- Short task:
Write out the material exactly, leaving every picture behind.

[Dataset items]

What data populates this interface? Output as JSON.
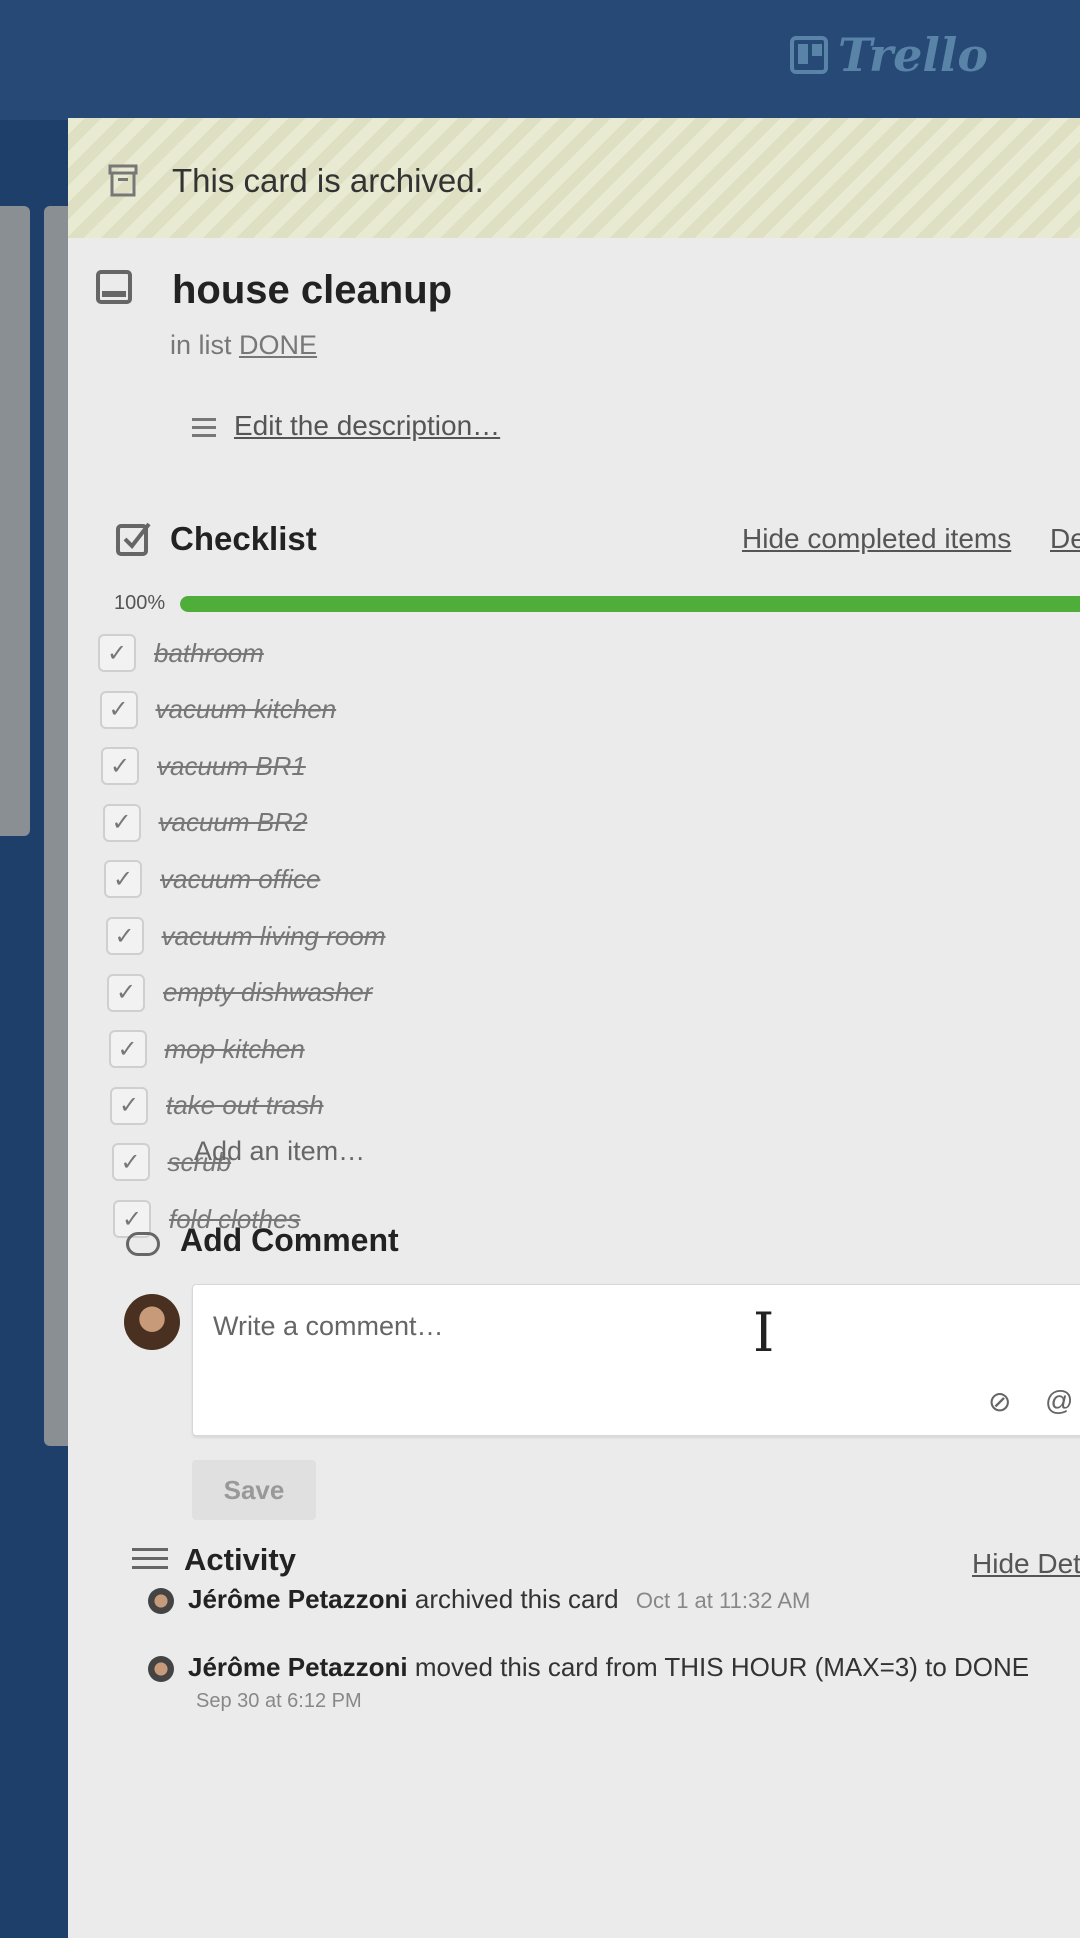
{
  "app": {
    "logo_text": "Trello"
  },
  "banner": {
    "text": "This card is archived."
  },
  "card": {
    "title": "house cleanup",
    "in_list_prefix": "in list",
    "list_name": "DONE",
    "description_link": "Edit the description…"
  },
  "checklist": {
    "title": "Checklist",
    "hide_completed": "Hide completed items",
    "delete_partial": "De",
    "percent_label": "100%",
    "progress": 1.0,
    "progress_color": "#4fad3a",
    "items": [
      {
        "label": "bathroom",
        "checked": true
      },
      {
        "label": "vacuum kitchen",
        "checked": true
      },
      {
        "label": "vacuum BR1",
        "checked": true
      },
      {
        "label": "vacuum BR2",
        "checked": true
      },
      {
        "label": "vacuum office",
        "checked": true
      },
      {
        "label": "vacuum living room",
        "checked": true
      },
      {
        "label": "empty dishwasher",
        "checked": true
      },
      {
        "label": "mop kitchen",
        "checked": true
      },
      {
        "label": "take out trash",
        "checked": true
      },
      {
        "label": "scrub",
        "checked": true
      },
      {
        "label": "fold clothes",
        "checked": true
      }
    ],
    "add_item": "Add an item…"
  },
  "comment": {
    "title": "Add Comment",
    "placeholder": "Write a comment…",
    "save_label": "Save"
  },
  "activity": {
    "title": "Activity",
    "hide_details": "Hide Det",
    "entries": [
      {
        "user": "Jérôme Petazzoni",
        "action": "archived this card",
        "time": "Oct 1 at 11:32 AM"
      },
      {
        "user": "Jérôme Petazzoni",
        "action": "moved this card from THIS HOUR (MAX=3) to DONE",
        "time": "Sep 30 at 6:12 PM"
      }
    ]
  },
  "colors": {
    "board_bg": "#1f3f6b",
    "accent_green": "#4fad3a"
  }
}
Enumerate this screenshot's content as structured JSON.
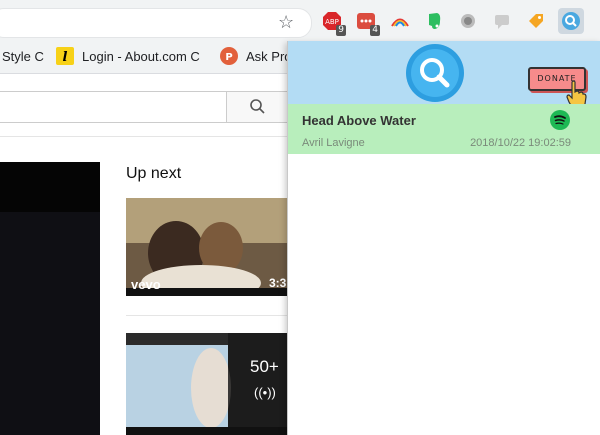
{
  "toolbar": {
    "extensions": [
      {
        "name": "adblock",
        "label": "ABP",
        "badge": "9"
      },
      {
        "name": "todoist",
        "label": "•••",
        "badge": "4"
      },
      {
        "name": "rainbow",
        "label": ""
      },
      {
        "name": "evernote",
        "label": ""
      },
      {
        "name": "extension-gray",
        "label": ""
      },
      {
        "name": "extension-chat",
        "label": ""
      },
      {
        "name": "extension-tag",
        "label": ""
      },
      {
        "name": "song-finder",
        "label": ""
      }
    ]
  },
  "bookmarks": [
    {
      "label": "Style C"
    },
    {
      "label": "Login - About.com C"
    },
    {
      "label": "Ask Pro"
    }
  ],
  "page": {
    "up_next": "Up next",
    "video1": {
      "brand": "vevo",
      "duration": "3:3"
    },
    "video2": {
      "count": "50+",
      "icon": "((•))"
    }
  },
  "popup": {
    "donate_label": "DONATE",
    "song": {
      "title": "Head Above Water",
      "artist": "Avril Lavigne",
      "timestamp": "2018/10/22 19:02:59",
      "service": "spotify"
    }
  },
  "colors": {
    "popup_header": "#b3dcf4",
    "song_row": "#b8eebc",
    "donate": "#f78b8b",
    "spotify": "#1db954"
  }
}
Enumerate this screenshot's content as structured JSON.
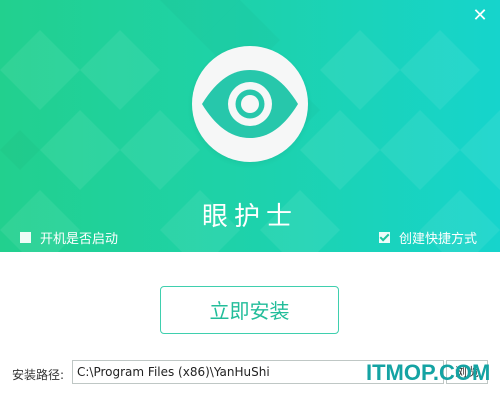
{
  "window": {
    "close_glyph": "✕"
  },
  "app": {
    "title": "眼护士"
  },
  "options": {
    "autostart": {
      "label": "开机是否启动",
      "checked": false
    },
    "shortcut": {
      "label": "创建快捷方式",
      "checked": true
    }
  },
  "install": {
    "button_label": "立即安装"
  },
  "path": {
    "label": "安装路径:",
    "value": "C:\\Program Files (x86)\\YanHuShi",
    "browse_label": "浏览"
  },
  "watermark": {
    "text": "ITMOP.COM"
  },
  "icons": {
    "logo": "eye-icon",
    "close": "close-icon"
  },
  "colors": {
    "banner_left": "#22d08e",
    "banner_right": "#16d4cc",
    "accent": "#22bd9a"
  }
}
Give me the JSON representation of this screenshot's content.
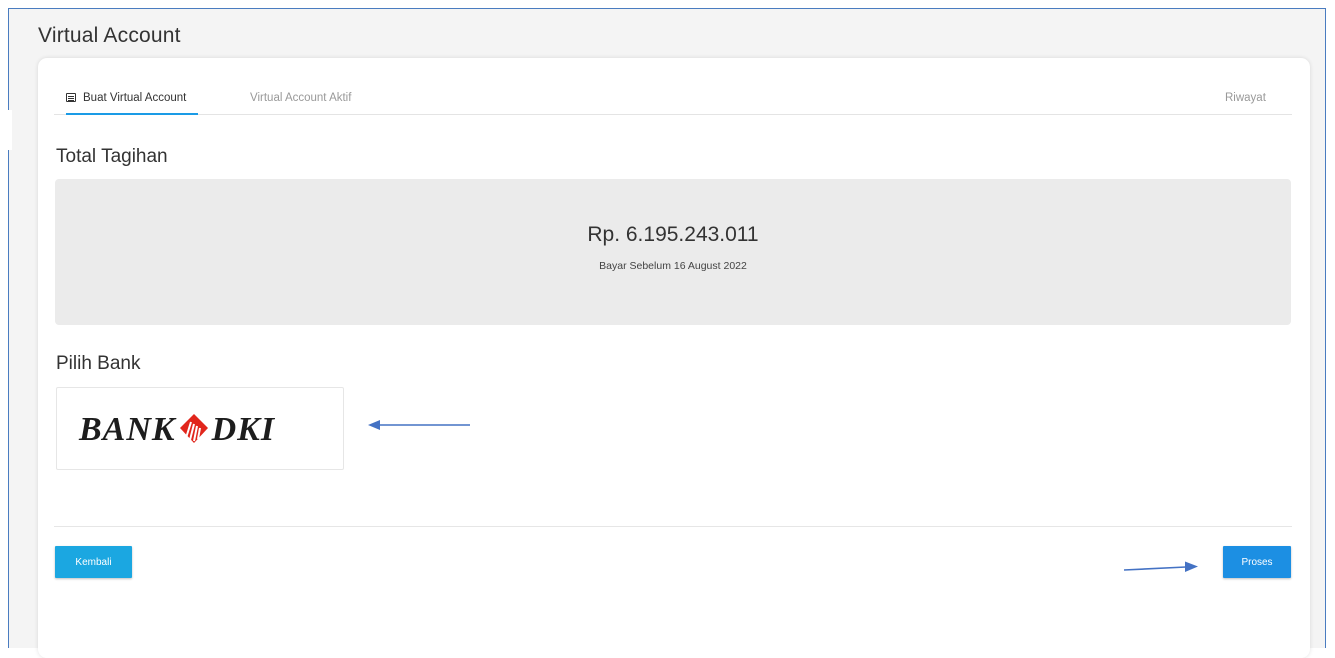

- Solved exercise:
What data populates this interface? Output as JSON.
{
  "app": {
    "logo_text": "Trello"
  },
  "banner": {
    "text": "This card is archived."
  },
  "card": {
    "title": "house cleanup",
    "in_list_prefix": "in list",
    "list_name": "DONE",
    "description_link": "Edit the description…"
  },
  "checklist": {
    "title": "Checklist",
    "hide_completed": "Hide completed items",
    "delete_partial": "De",
    "percent_label": "100%",
    "progress": 1.0,
    "progress_color": "#4fad3a",
    "items": [
      {
        "label": "bathroom",
        "checked": true
      },
      {
        "label": "vacuum kitchen",
        "checked": true
      },
      {
        "label": "vacuum BR1",
        "checked": true
      },
      {
        "label": "vacuum BR2",
        "checked": true
      },
      {
        "label": "vacuum office",
        "checked": true
      },
      {
        "label": "vacuum living room",
        "checked": true
      },
      {
        "label": "empty dishwasher",
        "checked": true
      },
      {
        "label": "mop kitchen",
        "checked": true
      },
      {
        "label": "take out trash",
        "checked": true
      },
      {
        "label": "scrub",
        "checked": true
      },
      {
        "label": "fold clothes",
        "checked": true
      }
    ],
    "add_item": "Add an item…"
  },
  "comment": {
    "title": "Add Comment",
    "placeholder": "Write a comment…",
    "save_label": "Save"
  },
  "activity": {
    "title": "Activity",
    "hide_details": "Hide Det",
    "entries": [
      {
        "user": "Jérôme Petazzoni",
        "action": "archived this card",
        "time": "Oct 1 at 11:32 AM"
      },
      {
        "user": "Jérôme Petazzoni",
        "action": "moved this card from THIS HOUR (MAX=3) to DONE",
        "time": "Sep 30 at 6:12 PM"
      }
    ]
  },
  "colors": {
    "board_bg": "#1f3f6b",
    "accent_green": "#4fad3a"
  }
}
Enumerate this screenshot's content as structured JSON.
{
  "toolbar": {
    "extensions": [
      {
        "name": "adblock",
        "label": "ABP",
        "badge": "9"
      },
      {
        "name": "todoist",
        "label": "•••",
        "badge": "4"
      },
      {
        "name": "rainbow",
        "label": ""
      },
      {
        "name": "evernote",
        "label": ""
      },
      {
        "name": "extension-gray",
        "label": ""
      },
      {
        "name": "extension-chat",
        "label": ""
      },
      {
        "name": "extension-tag",
        "label": ""
      },
      {
        "name": "song-finder",
        "label": ""
      }
    ]
  },
  "bookmarks": [
    {
      "label": "Style C"
    },
    {
      "label": "Login - About.com C"
    },
    {
      "label": "Ask Pro"
    }
  ],
  "page": {
    "up_next": "Up next",
    "video1": {
      "brand": "vevo",
      "duration": "3:3"
    },
    "video2": {
      "count": "50+",
      "icon": "((•))"
    }
  },
  "popup": {
    "donate_label": "DONATE",
    "song": {
      "title": "Head Above Water",
      "artist": "Avril Lavigne",
      "timestamp": "2018/10/22 19:02:59",
      "service": "spotify"
    }
  },
  "colors": {
    "popup_header": "#b3dcf4",
    "song_row": "#b8eebc",
    "donate": "#f78b8b",
    "spotify": "#1db954"
  }
}
Enumerate this screenshot's content as structured JSON.
{
  "window": {
    "close_glyph": "✕"
  },
  "app": {
    "title": "眼护士"
  },
  "options": {
    "autostart": {
      "label": "开机是否启动",
      "checked": false
    },
    "shortcut": {
      "label": "创建快捷方式",
      "checked": true
    }
  },
  "install": {
    "button_label": "立即安装"
  },
  "path": {
    "label": "安装路径:",
    "value": "C:\\Program Files (x86)\\YanHuShi",
    "browse_label": "浏览"
  },
  "watermark": {
    "text": "ITMOP.COM"
  },
  "icons": {
    "logo": "eye-icon",
    "close": "close-icon"
  },
  "colors": {
    "banner_left": "#22d08e",
    "banner_right": "#16d4cc",
    "accent": "#22bd9a"
  }
}
Give me the JSON representation of this screenshot's content.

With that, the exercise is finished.